• _Goal_: From the records below, give the number of lines that contain the string "ngày", without any other text.

• _Stored rows_:
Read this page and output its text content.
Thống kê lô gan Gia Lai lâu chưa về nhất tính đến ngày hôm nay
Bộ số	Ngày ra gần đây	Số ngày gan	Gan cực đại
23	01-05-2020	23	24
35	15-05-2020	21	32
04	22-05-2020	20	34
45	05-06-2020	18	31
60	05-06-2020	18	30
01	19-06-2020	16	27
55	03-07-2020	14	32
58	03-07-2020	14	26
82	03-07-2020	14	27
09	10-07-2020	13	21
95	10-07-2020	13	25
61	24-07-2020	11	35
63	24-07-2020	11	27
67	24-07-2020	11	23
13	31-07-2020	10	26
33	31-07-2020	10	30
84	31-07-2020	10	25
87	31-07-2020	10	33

• _Answer for the task_: 2